___ 所给文本 ___

2019 ICPC Asia Yinchuan Regional L. Xian Xiang

题意 n*m（n,m <= 7 )的图里边最多18个串每个串长度不超过k (k <= 5)，每次选两个消除，类似连连看的方式，但是只能变一次方向，消除两个获得的价值是两个字符串位置一样的个数，假如一共有 i 个，得到价值就是 s[i] (0 <= i <= k). 问消除所有的获得最大价值。

思路
状压dp，预处理一些东西，加速dp
算了复杂度感觉是 $O（T * 2^n * n * n)$ , 但实际可能有剪枝，达不到这个复杂度，莽一发过了。

#include<bits/stdc++.h>
using namespace std;
const int N = 1e6 + 5;

char s[10][10][10];
int cnt;

struct node {
    int x, y;
}p[25];

int can[25][25][2], dp[N], val[25][25], a[15];


void solve(int j, int k) {
    int x1 = p[j].x, x2 = p[k].x; if(x1 > x2) swap(x1, x2);
    int y1 = p[j].y, y2 = p[k].y; if(y1 > y2) swap(y1, y2);
    int v1 = 0, v2 = 0;
    for(int i = 0; i < cnt; i++) {
        if(p[i].x == p[j].x && p[i].y >= y1 && p[i].y <= y2)

___

§ **任务要求**
(A) 请用两句话概括这篇关于2019 ICPC银川区域赛L题的题解。
(B) 在这篇银川区域赛L题题解中，作者采用了什么解题思路？
(C) 请从最后一行之后续写这篇银川区域赛L题题解中的代码。

___ 所列记录 ___

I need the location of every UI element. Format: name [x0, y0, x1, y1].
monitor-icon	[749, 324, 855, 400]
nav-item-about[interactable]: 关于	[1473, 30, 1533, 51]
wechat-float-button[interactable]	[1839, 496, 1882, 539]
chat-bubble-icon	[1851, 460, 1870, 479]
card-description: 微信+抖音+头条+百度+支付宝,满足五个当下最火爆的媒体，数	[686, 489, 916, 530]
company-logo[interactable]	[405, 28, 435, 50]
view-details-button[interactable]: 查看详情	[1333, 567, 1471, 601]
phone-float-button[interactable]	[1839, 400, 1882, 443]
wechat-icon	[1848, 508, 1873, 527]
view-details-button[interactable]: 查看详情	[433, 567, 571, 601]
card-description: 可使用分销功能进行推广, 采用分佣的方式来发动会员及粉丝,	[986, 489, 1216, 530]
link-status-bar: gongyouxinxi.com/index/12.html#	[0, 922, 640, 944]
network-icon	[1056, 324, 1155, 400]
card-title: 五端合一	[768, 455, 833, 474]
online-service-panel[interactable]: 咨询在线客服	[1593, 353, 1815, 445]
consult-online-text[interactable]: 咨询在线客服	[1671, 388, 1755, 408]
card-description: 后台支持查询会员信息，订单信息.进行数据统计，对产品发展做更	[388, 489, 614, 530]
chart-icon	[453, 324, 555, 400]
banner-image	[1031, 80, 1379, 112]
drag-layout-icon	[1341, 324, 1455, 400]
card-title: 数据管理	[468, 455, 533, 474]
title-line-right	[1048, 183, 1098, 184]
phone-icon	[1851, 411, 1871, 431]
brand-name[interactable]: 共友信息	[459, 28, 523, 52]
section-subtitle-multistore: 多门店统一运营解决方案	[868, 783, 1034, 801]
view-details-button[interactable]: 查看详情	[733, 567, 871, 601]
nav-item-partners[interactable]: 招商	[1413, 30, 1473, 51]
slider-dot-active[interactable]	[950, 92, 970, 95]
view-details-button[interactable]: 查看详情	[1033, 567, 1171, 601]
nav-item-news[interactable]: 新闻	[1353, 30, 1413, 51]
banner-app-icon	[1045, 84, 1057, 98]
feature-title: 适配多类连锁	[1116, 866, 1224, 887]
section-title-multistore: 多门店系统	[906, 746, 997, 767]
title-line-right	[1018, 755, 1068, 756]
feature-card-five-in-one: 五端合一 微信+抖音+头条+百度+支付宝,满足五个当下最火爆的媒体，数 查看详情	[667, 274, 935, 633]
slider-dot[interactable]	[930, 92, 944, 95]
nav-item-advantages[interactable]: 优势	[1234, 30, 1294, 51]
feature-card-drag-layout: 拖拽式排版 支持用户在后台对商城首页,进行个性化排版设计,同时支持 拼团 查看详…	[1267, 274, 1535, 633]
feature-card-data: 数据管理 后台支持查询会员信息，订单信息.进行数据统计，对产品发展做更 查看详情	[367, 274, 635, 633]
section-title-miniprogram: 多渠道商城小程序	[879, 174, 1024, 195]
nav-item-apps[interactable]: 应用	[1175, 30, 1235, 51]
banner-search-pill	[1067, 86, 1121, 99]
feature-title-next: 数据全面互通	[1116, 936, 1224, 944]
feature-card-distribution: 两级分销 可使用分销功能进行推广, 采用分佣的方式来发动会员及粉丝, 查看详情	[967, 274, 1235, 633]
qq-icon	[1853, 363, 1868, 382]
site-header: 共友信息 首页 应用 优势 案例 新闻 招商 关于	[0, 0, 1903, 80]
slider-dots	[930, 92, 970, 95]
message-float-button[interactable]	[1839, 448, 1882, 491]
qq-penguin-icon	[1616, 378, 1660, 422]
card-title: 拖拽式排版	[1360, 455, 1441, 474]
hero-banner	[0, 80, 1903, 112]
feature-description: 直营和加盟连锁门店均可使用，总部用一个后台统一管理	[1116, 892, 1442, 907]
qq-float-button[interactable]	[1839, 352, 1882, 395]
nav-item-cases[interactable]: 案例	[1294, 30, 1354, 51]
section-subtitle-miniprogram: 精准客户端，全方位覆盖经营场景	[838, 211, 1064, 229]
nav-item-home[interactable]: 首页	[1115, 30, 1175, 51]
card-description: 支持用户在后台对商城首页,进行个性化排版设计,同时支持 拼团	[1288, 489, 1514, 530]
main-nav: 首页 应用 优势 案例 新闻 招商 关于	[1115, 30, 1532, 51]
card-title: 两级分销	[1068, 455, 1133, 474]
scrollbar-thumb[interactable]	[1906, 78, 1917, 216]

___

§ **预期结果**
(A) 该题在n×m（n、m不超过7）的图中最多有18个长度不超过k的字符串，每次以类似连连看且只能变一次方向的方式消除两个，所得价值由两串位置相同的字符个数i决定，为s[i]，要求消除全部后获得最大价值。题解采用状压dp，并预处理一些内容以加速dp；作者估算复杂度为O(T*2^n*n*n)，但认为实际可能有剪枝而达不到该复杂度，提交后通过。

(B) 状压dp，并预处理一些东西来加速dp。

(C)
            v1 |= (1 << i);
        if(p[i].y == p[k].y && p[i].x >= x1 && p[i].x <= x2)
            v1 |= (1 << i);

        if(p[i].x == p[k].x && p[i].y >= y1 && p[i].y <= y2)
            v2 |= (1 << i);
        if(p[i].y == p[j].y && p[i].x >= x1 && p[i].x <= x2)
            v2 |= (1 << i);
    }
    v1 ^= (1 << j) | (1 << k);
    v2 ^= (1 << k) | (1 << j);
    can[j][k][0] = v1;
    can[j][k][1] = v2;
}
int T, n, m, k, all;
int get(int i, int j) {
    int num = 0;
    for(int h = 0; h < k; h++) {
        if(s[p[i].x][p[i].y][h] == s[p[j].x][p[j].y][h]) num++;
    }
    return num;

}

void init() {
    all = (1 << cnt) - 1;
    for(int i = 0; i < cnt; i++)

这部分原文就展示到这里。